**Written exercise:** Only the number is needed: how many lines contain the word "this"?

**Material provided:**

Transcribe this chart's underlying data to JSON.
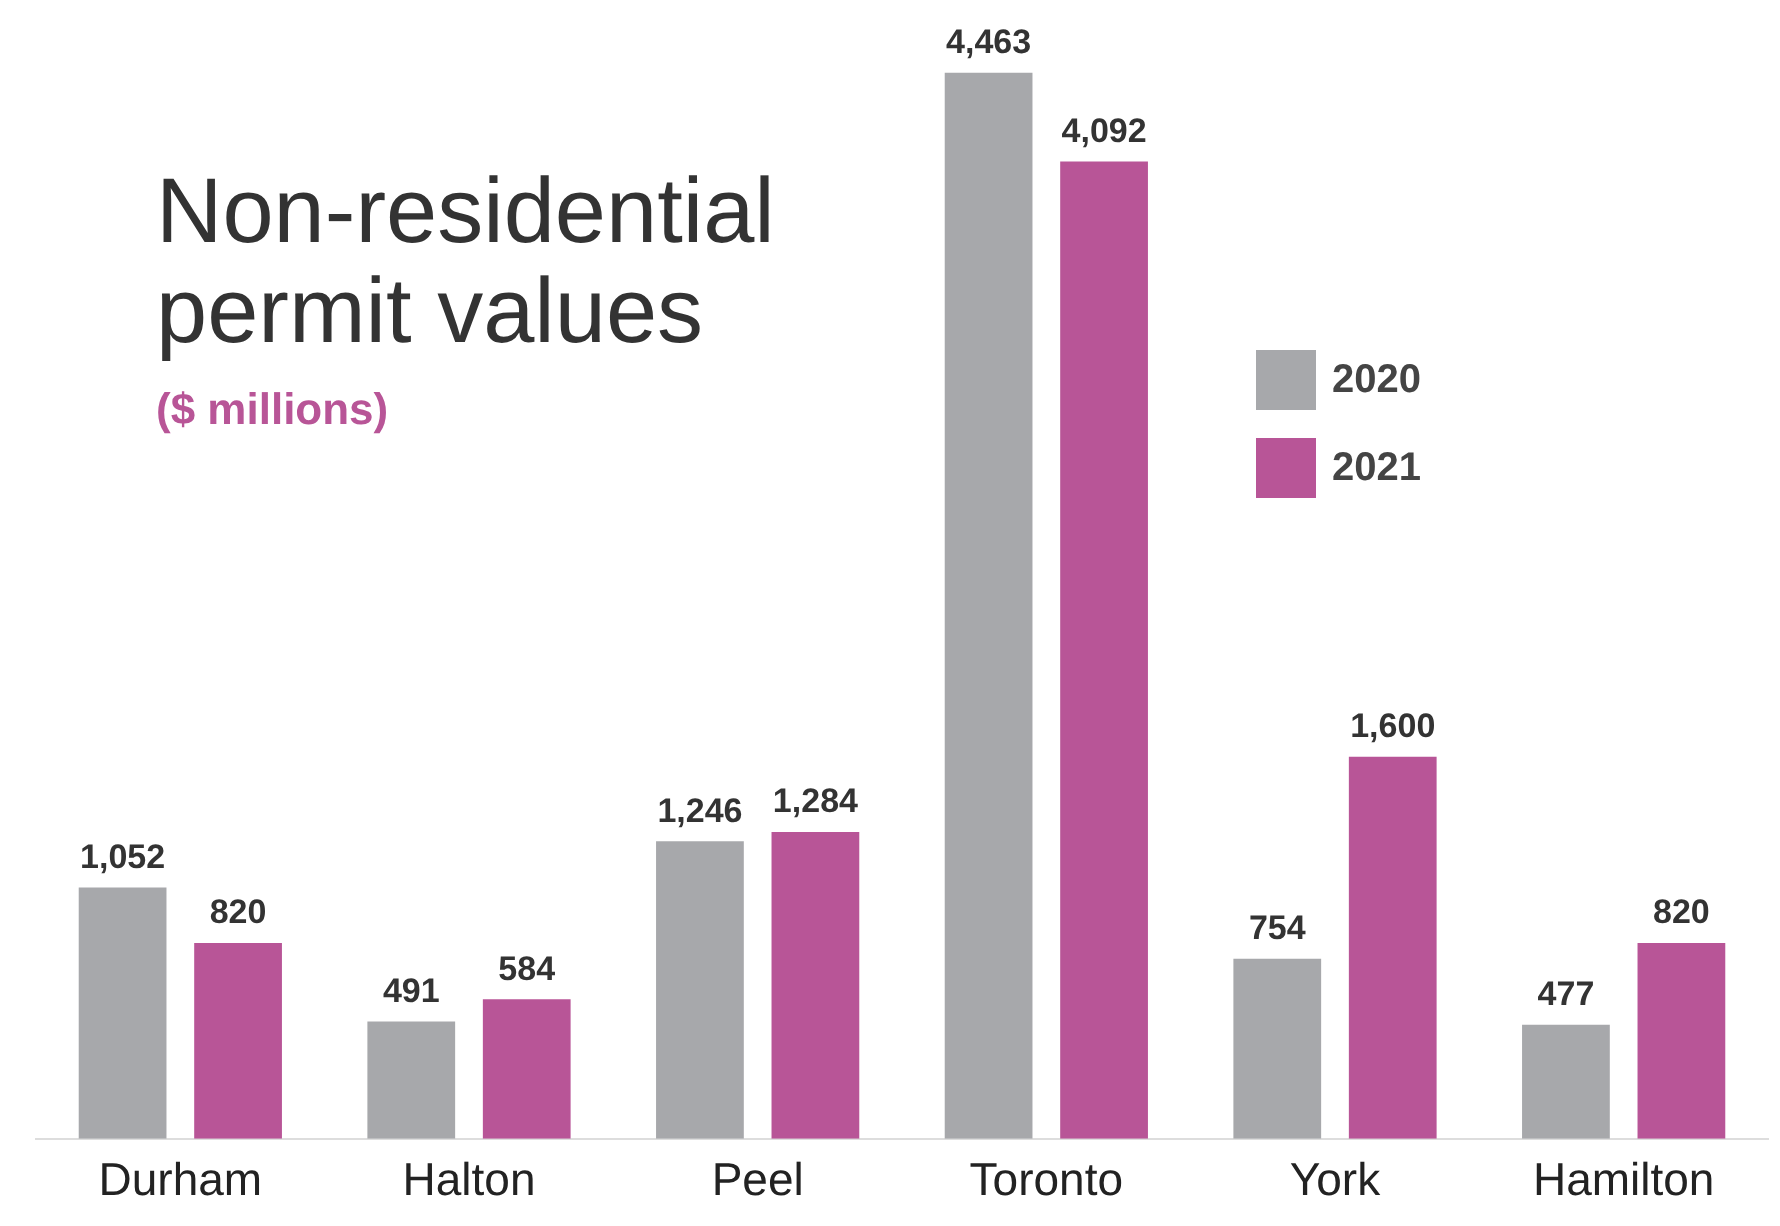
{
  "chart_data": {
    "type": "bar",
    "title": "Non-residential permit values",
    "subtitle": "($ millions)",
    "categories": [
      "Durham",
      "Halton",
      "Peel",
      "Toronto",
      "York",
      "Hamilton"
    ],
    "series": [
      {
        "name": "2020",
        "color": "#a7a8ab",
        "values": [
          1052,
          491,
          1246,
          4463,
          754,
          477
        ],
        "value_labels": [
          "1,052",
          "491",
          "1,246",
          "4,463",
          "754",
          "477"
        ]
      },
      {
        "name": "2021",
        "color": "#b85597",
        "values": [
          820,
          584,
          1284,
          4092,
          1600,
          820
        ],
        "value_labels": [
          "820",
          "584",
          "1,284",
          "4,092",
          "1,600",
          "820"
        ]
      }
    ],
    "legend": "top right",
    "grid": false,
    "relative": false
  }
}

---

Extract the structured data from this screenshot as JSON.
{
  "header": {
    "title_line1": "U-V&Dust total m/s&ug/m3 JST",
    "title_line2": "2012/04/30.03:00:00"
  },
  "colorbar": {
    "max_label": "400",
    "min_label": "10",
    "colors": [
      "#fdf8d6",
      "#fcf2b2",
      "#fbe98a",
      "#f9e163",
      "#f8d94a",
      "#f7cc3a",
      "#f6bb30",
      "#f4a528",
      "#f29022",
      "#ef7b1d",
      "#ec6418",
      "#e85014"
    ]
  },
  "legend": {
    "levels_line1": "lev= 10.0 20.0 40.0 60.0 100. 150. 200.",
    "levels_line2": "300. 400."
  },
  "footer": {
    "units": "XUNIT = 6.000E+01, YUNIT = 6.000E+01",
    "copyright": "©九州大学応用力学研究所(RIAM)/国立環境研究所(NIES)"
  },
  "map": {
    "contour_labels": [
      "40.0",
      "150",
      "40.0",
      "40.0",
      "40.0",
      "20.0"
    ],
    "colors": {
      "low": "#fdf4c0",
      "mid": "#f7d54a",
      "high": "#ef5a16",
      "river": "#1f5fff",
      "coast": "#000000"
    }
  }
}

**Complete answer:** 2